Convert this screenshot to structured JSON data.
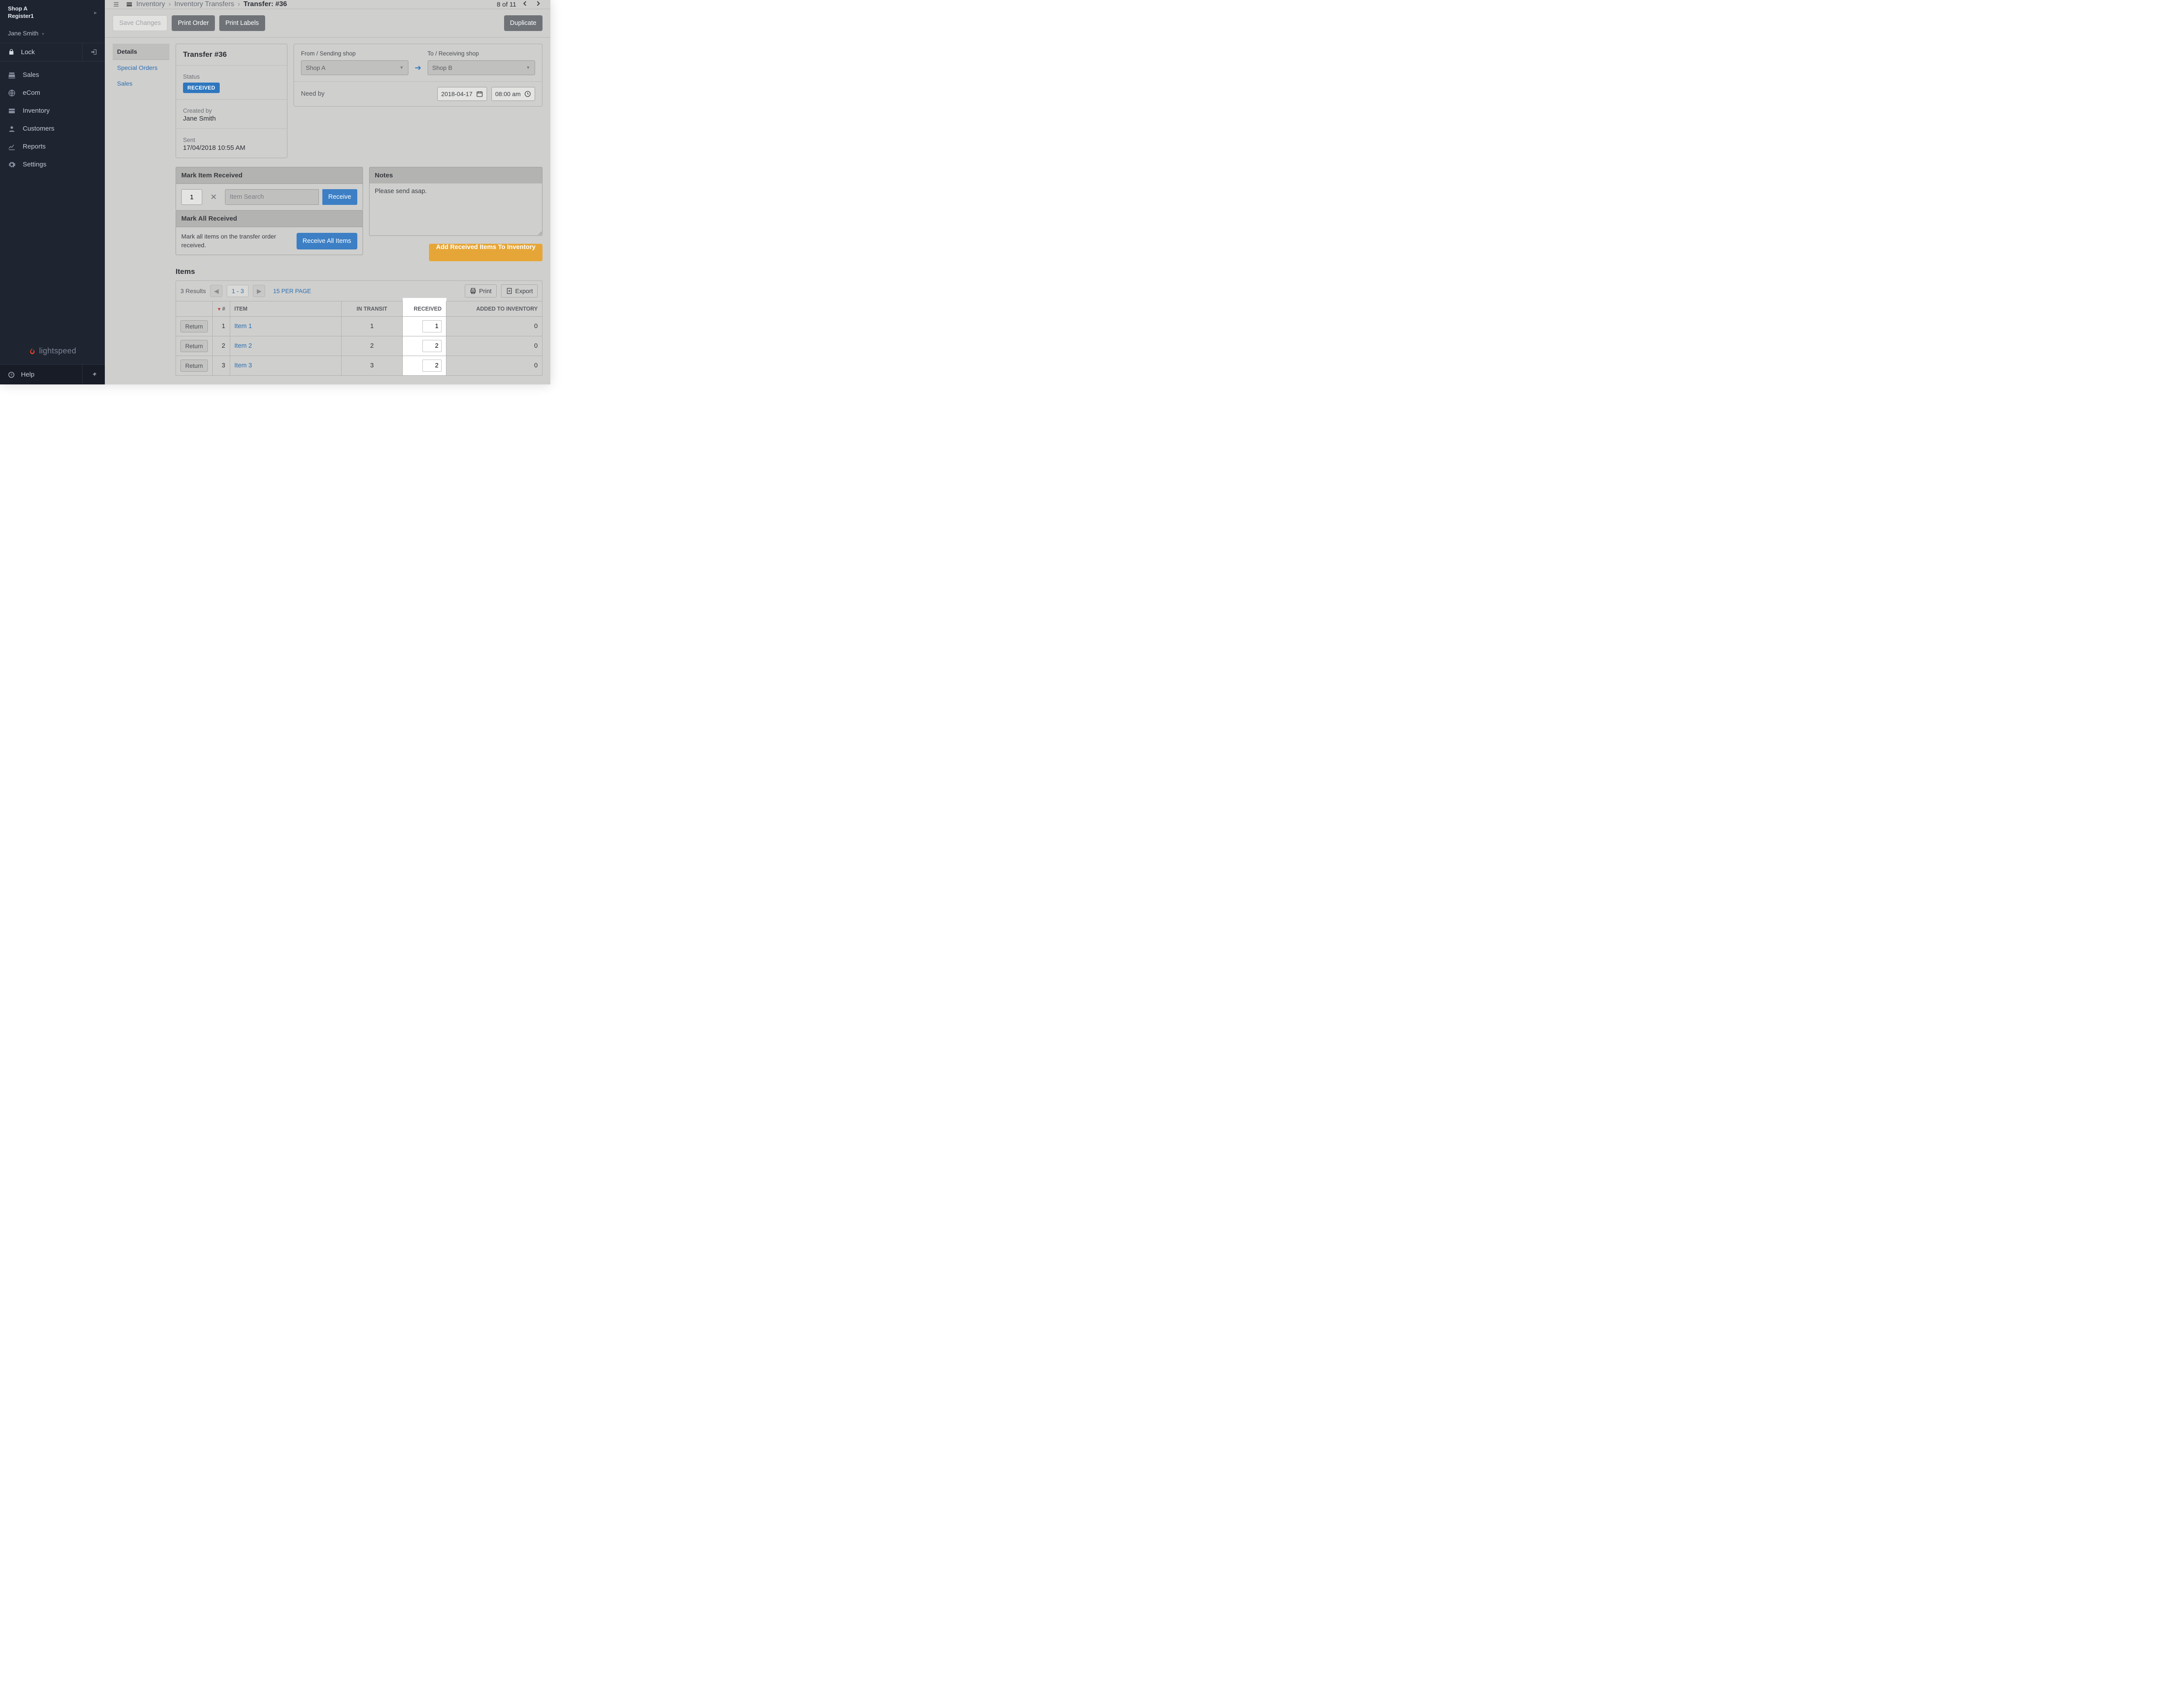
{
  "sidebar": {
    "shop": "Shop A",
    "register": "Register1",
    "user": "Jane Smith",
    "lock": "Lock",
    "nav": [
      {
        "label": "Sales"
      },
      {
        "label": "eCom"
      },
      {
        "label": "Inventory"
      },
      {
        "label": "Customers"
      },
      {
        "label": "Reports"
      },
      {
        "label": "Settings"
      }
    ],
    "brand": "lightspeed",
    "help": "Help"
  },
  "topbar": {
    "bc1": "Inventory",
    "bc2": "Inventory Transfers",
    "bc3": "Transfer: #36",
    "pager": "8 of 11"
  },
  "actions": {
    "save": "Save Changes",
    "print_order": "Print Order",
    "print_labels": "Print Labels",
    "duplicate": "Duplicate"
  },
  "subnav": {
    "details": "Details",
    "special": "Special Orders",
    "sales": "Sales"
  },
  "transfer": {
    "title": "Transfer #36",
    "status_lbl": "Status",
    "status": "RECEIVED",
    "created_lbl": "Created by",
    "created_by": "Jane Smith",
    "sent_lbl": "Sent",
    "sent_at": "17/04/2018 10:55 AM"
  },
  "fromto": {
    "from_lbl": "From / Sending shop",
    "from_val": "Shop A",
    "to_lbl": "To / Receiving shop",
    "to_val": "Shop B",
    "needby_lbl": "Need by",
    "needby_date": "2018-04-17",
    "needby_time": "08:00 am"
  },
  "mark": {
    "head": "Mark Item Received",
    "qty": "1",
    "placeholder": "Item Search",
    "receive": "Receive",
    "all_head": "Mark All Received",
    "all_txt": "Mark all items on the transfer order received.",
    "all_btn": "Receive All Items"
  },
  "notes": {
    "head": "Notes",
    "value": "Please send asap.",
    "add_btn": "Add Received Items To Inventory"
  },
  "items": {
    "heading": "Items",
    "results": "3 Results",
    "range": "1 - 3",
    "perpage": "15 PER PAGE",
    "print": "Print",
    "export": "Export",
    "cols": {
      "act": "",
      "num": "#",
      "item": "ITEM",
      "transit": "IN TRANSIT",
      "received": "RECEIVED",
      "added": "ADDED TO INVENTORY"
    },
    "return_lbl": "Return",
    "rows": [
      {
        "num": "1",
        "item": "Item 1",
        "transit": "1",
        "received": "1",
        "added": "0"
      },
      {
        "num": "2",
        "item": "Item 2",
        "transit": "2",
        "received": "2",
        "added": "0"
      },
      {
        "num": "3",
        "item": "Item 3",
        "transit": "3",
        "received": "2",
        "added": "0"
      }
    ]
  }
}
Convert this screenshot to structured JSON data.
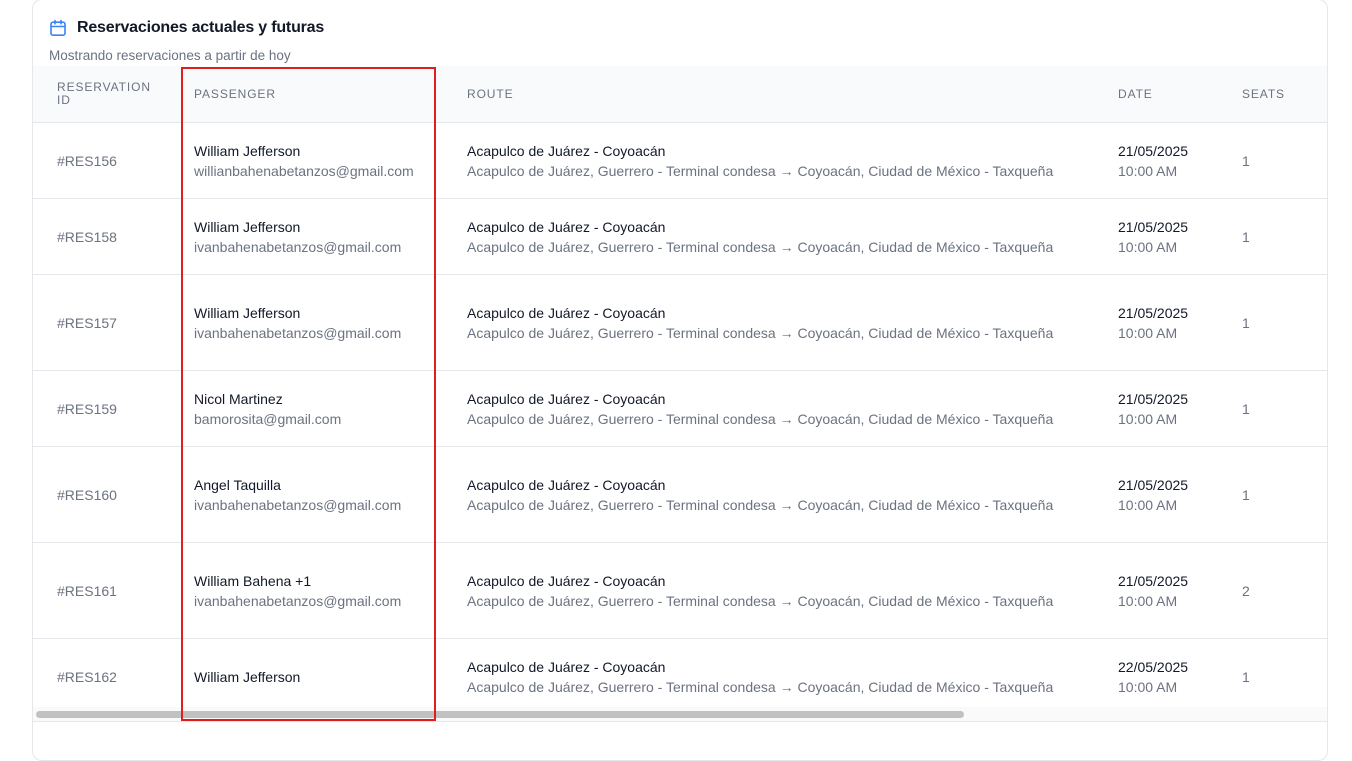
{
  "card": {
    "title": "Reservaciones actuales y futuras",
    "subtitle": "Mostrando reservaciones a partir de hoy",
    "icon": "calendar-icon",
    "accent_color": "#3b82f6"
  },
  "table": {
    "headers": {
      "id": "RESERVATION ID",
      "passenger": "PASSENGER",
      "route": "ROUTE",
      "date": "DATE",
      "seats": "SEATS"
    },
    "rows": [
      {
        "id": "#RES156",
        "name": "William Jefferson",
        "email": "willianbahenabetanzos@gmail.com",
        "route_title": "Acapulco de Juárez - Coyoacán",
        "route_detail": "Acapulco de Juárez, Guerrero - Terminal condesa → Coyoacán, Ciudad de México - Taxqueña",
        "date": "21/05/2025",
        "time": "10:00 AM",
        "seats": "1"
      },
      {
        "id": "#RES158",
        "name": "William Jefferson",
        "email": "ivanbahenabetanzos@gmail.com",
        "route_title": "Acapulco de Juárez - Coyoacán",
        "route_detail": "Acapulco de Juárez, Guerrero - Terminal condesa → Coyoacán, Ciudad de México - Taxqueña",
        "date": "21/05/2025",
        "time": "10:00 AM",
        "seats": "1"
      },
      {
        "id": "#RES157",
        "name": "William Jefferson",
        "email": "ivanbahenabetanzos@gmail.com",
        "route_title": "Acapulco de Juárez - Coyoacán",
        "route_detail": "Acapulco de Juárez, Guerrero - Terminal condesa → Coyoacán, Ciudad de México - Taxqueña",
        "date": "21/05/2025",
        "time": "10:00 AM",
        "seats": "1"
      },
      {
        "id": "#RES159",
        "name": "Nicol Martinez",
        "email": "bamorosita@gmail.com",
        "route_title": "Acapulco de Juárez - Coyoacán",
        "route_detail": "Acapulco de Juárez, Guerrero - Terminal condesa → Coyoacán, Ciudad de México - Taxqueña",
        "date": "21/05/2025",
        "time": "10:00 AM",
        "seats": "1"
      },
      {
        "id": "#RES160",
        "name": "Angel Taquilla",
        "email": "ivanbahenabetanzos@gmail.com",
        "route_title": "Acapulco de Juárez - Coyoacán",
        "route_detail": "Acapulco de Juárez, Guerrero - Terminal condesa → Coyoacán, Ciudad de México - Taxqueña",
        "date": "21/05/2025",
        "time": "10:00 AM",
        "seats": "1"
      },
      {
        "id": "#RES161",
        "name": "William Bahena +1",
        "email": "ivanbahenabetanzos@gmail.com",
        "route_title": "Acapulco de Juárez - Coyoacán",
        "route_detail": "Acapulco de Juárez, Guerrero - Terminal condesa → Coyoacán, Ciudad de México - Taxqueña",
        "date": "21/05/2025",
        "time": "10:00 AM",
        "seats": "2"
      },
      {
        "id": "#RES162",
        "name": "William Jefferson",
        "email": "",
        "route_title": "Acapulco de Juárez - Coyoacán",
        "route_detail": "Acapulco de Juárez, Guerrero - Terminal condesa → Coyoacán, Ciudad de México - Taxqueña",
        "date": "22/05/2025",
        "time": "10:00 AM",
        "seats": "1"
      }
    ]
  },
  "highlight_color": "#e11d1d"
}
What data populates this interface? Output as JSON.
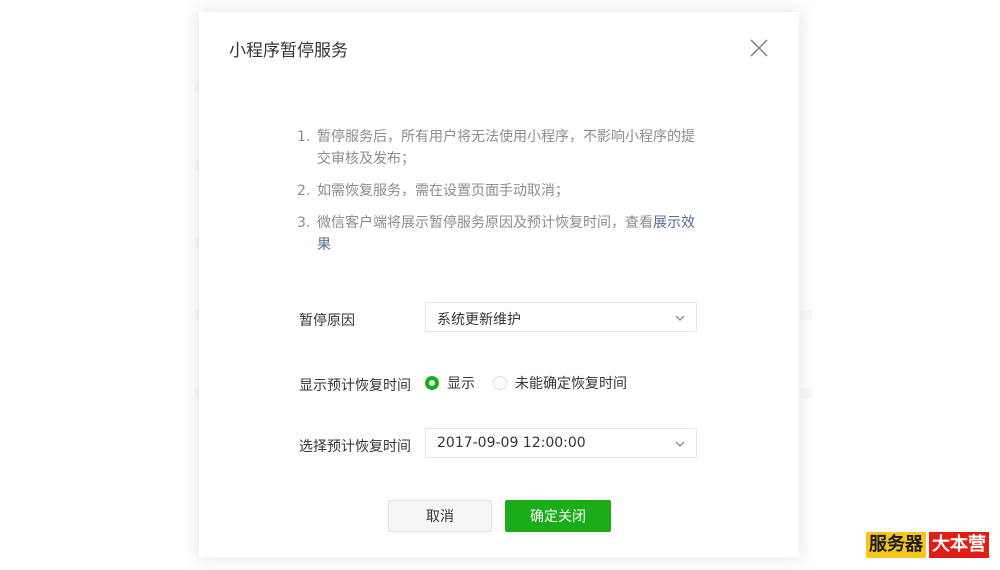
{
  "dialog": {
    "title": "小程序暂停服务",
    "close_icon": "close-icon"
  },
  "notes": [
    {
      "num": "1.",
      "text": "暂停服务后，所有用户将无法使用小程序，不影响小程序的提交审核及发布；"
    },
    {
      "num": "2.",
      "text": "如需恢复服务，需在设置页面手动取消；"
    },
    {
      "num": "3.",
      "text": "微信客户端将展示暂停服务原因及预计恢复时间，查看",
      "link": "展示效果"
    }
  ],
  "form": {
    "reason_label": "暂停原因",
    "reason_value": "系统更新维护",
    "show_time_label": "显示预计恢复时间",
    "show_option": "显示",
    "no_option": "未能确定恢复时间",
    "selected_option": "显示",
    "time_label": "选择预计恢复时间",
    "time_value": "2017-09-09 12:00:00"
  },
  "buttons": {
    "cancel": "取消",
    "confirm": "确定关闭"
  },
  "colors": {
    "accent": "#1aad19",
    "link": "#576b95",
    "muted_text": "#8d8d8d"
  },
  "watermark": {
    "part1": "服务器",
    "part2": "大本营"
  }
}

▸ WHAT IS NEEDED
Copy out all of the data word for word. Do not carry over any picture.

▸ RESPONSE TO THE EXERCISE
Convert this screenshot to structured JSON data.
{
  "sidebar": {
    "shop": "Shop A",
    "register": "Register1",
    "user": "Jane Smith",
    "lock": "Lock",
    "nav": [
      {
        "label": "Sales"
      },
      {
        "label": "eCom"
      },
      {
        "label": "Inventory"
      },
      {
        "label": "Customers"
      },
      {
        "label": "Reports"
      },
      {
        "label": "Settings"
      }
    ],
    "brand": "lightspeed",
    "help": "Help"
  },
  "topbar": {
    "bc1": "Inventory",
    "bc2": "Inventory Transfers",
    "bc3": "Transfer: #36",
    "pager": "8 of 11"
  },
  "actions": {
    "save": "Save Changes",
    "print_order": "Print Order",
    "print_labels": "Print Labels",
    "duplicate": "Duplicate"
  },
  "subnav": {
    "details": "Details",
    "special": "Special Orders",
    "sales": "Sales"
  },
  "transfer": {
    "title": "Transfer #36",
    "status_lbl": "Status",
    "status": "RECEIVED",
    "created_lbl": "Created by",
    "created_by": "Jane Smith",
    "sent_lbl": "Sent",
    "sent_at": "17/04/2018 10:55 AM"
  },
  "fromto": {
    "from_lbl": "From / Sending shop",
    "from_val": "Shop A",
    "to_lbl": "To / Receiving shop",
    "to_val": "Shop B",
    "needby_lbl": "Need by",
    "needby_date": "2018-04-17",
    "needby_time": "08:00 am"
  },
  "mark": {
    "head": "Mark Item Received",
    "qty": "1",
    "placeholder": "Item Search",
    "receive": "Receive",
    "all_head": "Mark All Received",
    "all_txt": "Mark all items on the transfer order received.",
    "all_btn": "Receive All Items"
  },
  "notes": {
    "head": "Notes",
    "value": "Please send asap.",
    "add_btn": "Add Received Items To Inventory"
  },
  "items": {
    "heading": "Items",
    "results": "3 Results",
    "range": "1 - 3",
    "perpage": "15 PER PAGE",
    "print": "Print",
    "export": "Export",
    "cols": {
      "act": "",
      "num": "#",
      "item": "ITEM",
      "transit": "IN TRANSIT",
      "received": "RECEIVED",
      "added": "ADDED TO INVENTORY"
    },
    "return_lbl": "Return",
    "rows": [
      {
        "num": "1",
        "item": "Item 1",
        "transit": "1",
        "received": "1",
        "added": "0"
      },
      {
        "num": "2",
        "item": "Item 2",
        "transit": "2",
        "received": "2",
        "added": "0"
      },
      {
        "num": "3",
        "item": "Item 3",
        "transit": "3",
        "received": "2",
        "added": "0"
      }
    ]
  }
}
Convert this screenshot to structured JSON data.
{
  "card": {
    "title": "Reservaciones actuales y futuras",
    "subtitle": "Mostrando reservaciones a partir de hoy",
    "icon": "calendar-icon",
    "accent_color": "#3b82f6"
  },
  "table": {
    "headers": {
      "id": "RESERVATION ID",
      "passenger": "PASSENGER",
      "route": "ROUTE",
      "date": "DATE",
      "seats": "SEATS"
    },
    "rows": [
      {
        "id": "#RES156",
        "name": "William Jefferson",
        "email": "willianbahenabetanzos@gmail.com",
        "route_title": "Acapulco de Juárez - Coyoacán",
        "route_detail": "Acapulco de Juárez, Guerrero - Terminal condesa → Coyoacán, Ciudad de México - Taxqueña",
        "date": "21/05/2025",
        "time": "10:00 AM",
        "seats": "1"
      },
      {
        "id": "#RES158",
        "name": "William Jefferson",
        "email": "ivanbahenabetanzos@gmail.com",
        "route_title": "Acapulco de Juárez - Coyoacán",
        "route_detail": "Acapulco de Juárez, Guerrero - Terminal condesa → Coyoacán, Ciudad de México - Taxqueña",
        "date": "21/05/2025",
        "time": "10:00 AM",
        "seats": "1"
      },
      {
        "id": "#RES157",
        "name": "William Jefferson",
        "email": "ivanbahenabetanzos@gmail.com",
        "route_title": "Acapulco de Juárez - Coyoacán",
        "route_detail": "Acapulco de Juárez, Guerrero - Terminal condesa → Coyoacán, Ciudad de México - Taxqueña",
        "date": "21/05/2025",
        "time": "10:00 AM",
        "seats": "1"
      },
      {
        "id": "#RES159",
        "name": "Nicol Martinez",
        "email": "bamorosita@gmail.com",
        "route_title": "Acapulco de Juárez - Coyoacán",
        "route_detail": "Acapulco de Juárez, Guerrero - Terminal condesa → Coyoacán, Ciudad de México - Taxqueña",
        "date": "21/05/2025",
        "time": "10:00 AM",
        "seats": "1"
      },
      {
        "id": "#RES160",
        "name": "Angel Taquilla",
        "email": "ivanbahenabetanzos@gmail.com",
        "route_title": "Acapulco de Juárez - Coyoacán",
        "route_detail": "Acapulco de Juárez, Guerrero - Terminal condesa → Coyoacán, Ciudad de México - Taxqueña",
        "date": "21/05/2025",
        "time": "10:00 AM",
        "seats": "1"
      },
      {
        "id": "#RES161",
        "name": "William Bahena +1",
        "email": "ivanbahenabetanzos@gmail.com",
        "route_title": "Acapulco de Juárez - Coyoacán",
        "route_detail": "Acapulco de Juárez, Guerrero - Terminal condesa → Coyoacán, Ciudad de México - Taxqueña",
        "date": "21/05/2025",
        "time": "10:00 AM",
        "seats": "2"
      },
      {
        "id": "#RES162",
        "name": "William Jefferson",
        "email": "",
        "route_title": "Acapulco de Juárez - Coyoacán",
        "route_detail": "Acapulco de Juárez, Guerrero - Terminal condesa → Coyoacán, Ciudad de México - Taxqueña",
        "date": "22/05/2025",
        "time": "10:00 AM",
        "seats": "1"
      }
    ]
  },
  "highlight_color": "#e11d1d"
}
What data populates this interface? Output as JSON.
{
  "dialog": {
    "title": "小程序暂停服务",
    "close_icon": "close-icon"
  },
  "notes": [
    {
      "num": "1.",
      "text": "暂停服务后，所有用户将无法使用小程序，不影响小程序的提交审核及发布；"
    },
    {
      "num": "2.",
      "text": "如需恢复服务，需在设置页面手动取消；"
    },
    {
      "num": "3.",
      "text": "微信客户端将展示暂停服务原因及预计恢复时间，查看",
      "link": "展示效果"
    }
  ],
  "form": {
    "reason_label": "暂停原因",
    "reason_value": "系统更新维护",
    "show_time_label": "显示预计恢复时间",
    "show_option": "显示",
    "no_option": "未能确定恢复时间",
    "selected_option": "显示",
    "time_label": "选择预计恢复时间",
    "time_value": "2017-09-09 12:00:00"
  },
  "buttons": {
    "cancel": "取消",
    "confirm": "确定关闭"
  },
  "colors": {
    "accent": "#1aad19",
    "link": "#576b95",
    "muted_text": "#8d8d8d"
  },
  "watermark": {
    "part1": "服务器",
    "part2": "大本营"
  }
}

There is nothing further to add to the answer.